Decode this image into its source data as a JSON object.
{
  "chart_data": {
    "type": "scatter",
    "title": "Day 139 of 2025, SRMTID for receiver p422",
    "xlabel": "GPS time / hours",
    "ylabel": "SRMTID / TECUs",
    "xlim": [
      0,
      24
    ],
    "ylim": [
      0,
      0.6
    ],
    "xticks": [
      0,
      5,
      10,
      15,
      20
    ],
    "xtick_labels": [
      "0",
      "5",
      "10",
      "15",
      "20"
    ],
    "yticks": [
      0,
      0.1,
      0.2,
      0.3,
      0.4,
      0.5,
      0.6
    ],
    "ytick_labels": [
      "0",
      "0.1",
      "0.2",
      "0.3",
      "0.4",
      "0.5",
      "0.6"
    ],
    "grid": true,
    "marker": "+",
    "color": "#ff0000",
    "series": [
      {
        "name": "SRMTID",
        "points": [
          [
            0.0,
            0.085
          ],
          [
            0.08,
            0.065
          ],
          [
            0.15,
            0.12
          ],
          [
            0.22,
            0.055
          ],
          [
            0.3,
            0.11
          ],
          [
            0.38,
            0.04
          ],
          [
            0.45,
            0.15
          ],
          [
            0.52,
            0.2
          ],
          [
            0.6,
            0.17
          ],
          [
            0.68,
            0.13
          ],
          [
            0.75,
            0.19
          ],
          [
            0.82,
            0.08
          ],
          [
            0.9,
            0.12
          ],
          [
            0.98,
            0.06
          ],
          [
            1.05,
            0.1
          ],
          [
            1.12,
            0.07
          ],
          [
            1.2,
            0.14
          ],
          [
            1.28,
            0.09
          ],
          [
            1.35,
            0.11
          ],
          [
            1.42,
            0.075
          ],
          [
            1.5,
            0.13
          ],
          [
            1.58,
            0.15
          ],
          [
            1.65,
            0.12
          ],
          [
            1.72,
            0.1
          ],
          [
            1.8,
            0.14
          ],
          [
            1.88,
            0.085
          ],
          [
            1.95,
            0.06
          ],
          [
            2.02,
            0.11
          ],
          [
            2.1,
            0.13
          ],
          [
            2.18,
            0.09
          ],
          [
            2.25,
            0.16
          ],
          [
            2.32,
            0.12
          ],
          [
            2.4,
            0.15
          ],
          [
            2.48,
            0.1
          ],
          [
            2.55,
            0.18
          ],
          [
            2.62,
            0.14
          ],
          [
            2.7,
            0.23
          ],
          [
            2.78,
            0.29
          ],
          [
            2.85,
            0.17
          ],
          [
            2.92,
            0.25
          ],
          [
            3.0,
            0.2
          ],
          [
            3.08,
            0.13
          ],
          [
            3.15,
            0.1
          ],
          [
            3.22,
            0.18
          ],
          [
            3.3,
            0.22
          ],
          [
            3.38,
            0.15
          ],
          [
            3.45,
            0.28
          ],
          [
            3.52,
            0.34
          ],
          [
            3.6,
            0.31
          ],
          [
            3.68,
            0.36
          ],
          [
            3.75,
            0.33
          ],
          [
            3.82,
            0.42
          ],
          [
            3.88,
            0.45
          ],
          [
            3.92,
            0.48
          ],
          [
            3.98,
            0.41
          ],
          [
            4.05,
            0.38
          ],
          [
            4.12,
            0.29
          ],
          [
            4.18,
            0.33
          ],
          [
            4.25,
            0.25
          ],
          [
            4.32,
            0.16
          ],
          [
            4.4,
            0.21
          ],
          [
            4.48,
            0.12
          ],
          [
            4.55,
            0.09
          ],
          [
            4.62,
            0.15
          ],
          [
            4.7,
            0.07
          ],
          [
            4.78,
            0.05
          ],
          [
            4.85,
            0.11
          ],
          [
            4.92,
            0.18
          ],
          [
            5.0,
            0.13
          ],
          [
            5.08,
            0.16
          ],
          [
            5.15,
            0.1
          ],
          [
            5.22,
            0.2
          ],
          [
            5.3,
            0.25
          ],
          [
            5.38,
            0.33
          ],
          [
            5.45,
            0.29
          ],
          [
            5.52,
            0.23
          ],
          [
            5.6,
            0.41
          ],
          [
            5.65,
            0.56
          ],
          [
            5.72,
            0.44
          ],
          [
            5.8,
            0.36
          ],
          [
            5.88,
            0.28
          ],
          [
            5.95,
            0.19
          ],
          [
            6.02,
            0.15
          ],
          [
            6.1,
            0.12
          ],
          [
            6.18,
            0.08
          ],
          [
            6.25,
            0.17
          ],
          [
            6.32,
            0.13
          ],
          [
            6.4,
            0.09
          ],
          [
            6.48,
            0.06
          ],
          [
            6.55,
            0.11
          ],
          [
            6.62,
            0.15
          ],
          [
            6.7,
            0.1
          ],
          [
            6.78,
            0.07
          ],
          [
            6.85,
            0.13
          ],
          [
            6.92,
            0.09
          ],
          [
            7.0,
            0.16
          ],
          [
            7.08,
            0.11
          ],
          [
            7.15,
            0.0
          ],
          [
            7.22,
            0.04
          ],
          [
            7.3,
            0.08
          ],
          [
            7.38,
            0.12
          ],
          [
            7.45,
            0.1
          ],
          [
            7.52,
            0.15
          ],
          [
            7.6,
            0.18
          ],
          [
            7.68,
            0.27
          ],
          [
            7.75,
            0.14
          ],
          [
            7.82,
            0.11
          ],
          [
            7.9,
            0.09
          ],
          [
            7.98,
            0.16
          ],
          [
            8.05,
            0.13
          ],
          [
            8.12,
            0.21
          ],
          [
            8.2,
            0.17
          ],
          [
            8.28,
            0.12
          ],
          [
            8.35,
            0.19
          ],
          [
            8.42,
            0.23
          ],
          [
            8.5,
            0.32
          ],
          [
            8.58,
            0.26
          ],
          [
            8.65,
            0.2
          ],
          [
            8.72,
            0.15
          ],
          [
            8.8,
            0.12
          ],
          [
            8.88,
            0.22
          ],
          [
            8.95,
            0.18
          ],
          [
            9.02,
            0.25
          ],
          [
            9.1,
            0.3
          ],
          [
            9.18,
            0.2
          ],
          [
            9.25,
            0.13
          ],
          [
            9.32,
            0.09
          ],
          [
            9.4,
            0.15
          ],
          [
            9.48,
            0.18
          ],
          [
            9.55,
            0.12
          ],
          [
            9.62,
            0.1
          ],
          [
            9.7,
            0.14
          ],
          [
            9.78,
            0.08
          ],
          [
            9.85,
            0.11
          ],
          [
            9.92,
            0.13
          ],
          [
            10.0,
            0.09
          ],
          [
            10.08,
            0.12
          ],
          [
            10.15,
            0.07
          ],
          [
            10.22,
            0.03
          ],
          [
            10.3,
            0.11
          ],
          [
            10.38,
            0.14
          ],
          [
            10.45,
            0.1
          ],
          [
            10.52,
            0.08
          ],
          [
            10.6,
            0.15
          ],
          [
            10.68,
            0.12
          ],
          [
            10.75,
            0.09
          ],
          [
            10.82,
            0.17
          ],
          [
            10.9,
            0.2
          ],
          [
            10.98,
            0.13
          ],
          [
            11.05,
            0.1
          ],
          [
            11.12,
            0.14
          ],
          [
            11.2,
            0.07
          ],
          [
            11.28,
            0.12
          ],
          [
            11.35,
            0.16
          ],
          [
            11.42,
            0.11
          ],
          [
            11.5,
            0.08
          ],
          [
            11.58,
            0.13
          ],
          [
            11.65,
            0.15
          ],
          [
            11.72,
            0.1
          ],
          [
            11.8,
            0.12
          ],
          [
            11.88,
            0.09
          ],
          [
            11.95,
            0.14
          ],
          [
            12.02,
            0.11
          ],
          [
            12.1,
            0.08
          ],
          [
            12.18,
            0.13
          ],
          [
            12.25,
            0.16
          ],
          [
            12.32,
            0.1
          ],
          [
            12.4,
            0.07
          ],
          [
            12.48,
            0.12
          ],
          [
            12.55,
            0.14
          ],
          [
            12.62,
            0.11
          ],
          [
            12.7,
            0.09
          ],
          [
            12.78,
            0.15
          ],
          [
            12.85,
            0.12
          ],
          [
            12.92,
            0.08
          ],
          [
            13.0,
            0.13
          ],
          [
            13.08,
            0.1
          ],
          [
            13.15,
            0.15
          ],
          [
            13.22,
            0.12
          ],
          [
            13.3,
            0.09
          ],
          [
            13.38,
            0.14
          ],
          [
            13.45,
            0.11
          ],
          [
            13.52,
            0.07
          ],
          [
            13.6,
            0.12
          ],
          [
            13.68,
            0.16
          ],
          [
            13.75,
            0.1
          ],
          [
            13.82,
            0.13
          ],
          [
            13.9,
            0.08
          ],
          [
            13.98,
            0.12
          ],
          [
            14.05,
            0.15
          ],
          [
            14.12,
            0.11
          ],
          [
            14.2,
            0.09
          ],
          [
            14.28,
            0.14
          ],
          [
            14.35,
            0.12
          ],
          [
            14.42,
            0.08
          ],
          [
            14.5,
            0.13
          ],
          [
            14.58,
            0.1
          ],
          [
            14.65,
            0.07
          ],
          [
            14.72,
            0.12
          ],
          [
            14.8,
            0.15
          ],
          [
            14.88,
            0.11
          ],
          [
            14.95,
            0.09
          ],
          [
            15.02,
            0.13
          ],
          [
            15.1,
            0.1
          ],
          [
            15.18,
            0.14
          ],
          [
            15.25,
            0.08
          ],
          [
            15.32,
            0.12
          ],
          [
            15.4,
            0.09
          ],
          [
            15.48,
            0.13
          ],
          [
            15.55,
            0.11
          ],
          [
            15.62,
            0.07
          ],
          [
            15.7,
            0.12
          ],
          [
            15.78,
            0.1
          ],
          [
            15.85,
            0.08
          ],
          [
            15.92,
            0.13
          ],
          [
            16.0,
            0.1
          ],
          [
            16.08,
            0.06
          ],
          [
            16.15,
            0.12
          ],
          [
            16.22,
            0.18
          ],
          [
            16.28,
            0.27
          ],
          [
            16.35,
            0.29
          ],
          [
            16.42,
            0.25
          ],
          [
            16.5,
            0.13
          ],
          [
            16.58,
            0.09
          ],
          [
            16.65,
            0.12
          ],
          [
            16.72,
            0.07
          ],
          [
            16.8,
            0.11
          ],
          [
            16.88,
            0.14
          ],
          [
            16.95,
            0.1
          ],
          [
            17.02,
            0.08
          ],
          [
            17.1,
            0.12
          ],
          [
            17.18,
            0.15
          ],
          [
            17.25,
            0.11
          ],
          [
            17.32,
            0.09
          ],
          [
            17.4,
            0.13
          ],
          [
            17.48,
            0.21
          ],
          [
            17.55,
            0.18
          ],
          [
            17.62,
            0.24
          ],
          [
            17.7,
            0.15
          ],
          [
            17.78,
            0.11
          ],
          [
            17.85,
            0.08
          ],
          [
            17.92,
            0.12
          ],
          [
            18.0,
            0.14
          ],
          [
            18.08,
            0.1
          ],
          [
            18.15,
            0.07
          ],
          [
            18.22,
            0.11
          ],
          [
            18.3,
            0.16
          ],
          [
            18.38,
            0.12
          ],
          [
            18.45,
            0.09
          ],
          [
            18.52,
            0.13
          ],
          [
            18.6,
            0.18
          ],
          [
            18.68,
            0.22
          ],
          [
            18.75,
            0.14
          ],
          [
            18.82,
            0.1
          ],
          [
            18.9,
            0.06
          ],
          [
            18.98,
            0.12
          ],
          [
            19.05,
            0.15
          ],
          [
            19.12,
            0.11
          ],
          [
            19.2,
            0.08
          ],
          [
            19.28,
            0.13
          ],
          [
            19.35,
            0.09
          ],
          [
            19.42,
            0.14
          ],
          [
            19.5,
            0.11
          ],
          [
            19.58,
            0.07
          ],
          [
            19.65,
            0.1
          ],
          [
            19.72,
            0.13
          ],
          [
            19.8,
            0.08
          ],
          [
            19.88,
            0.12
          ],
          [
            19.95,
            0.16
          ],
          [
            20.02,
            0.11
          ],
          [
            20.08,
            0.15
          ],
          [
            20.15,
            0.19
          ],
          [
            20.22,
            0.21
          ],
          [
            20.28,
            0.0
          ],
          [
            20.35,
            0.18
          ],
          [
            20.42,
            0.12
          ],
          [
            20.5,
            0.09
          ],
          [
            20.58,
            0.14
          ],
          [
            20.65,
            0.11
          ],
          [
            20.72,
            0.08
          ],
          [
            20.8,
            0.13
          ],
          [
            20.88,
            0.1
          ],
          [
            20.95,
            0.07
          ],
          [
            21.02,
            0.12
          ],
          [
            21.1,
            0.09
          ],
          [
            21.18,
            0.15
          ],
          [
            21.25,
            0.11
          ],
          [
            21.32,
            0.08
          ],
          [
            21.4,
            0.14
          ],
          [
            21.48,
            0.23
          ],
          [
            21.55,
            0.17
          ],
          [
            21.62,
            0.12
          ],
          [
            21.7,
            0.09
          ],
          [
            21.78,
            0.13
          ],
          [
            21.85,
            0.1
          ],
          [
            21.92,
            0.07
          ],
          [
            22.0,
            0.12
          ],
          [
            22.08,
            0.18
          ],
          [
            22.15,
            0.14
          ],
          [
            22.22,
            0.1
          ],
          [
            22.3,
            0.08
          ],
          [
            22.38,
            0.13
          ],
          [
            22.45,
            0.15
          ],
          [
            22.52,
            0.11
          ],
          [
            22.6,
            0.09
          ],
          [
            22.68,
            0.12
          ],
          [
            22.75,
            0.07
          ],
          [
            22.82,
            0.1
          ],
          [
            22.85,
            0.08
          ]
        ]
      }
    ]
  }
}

......

> [TO DO]:
Copy out each line of the records that holds the string "SRMTID".

> [ANSWER]:
    "title": "Day 139 of 2025, SRMTID for receiver p422",
    "ylabel": "SRMTID / TECUs",
        "name": "SRMTID",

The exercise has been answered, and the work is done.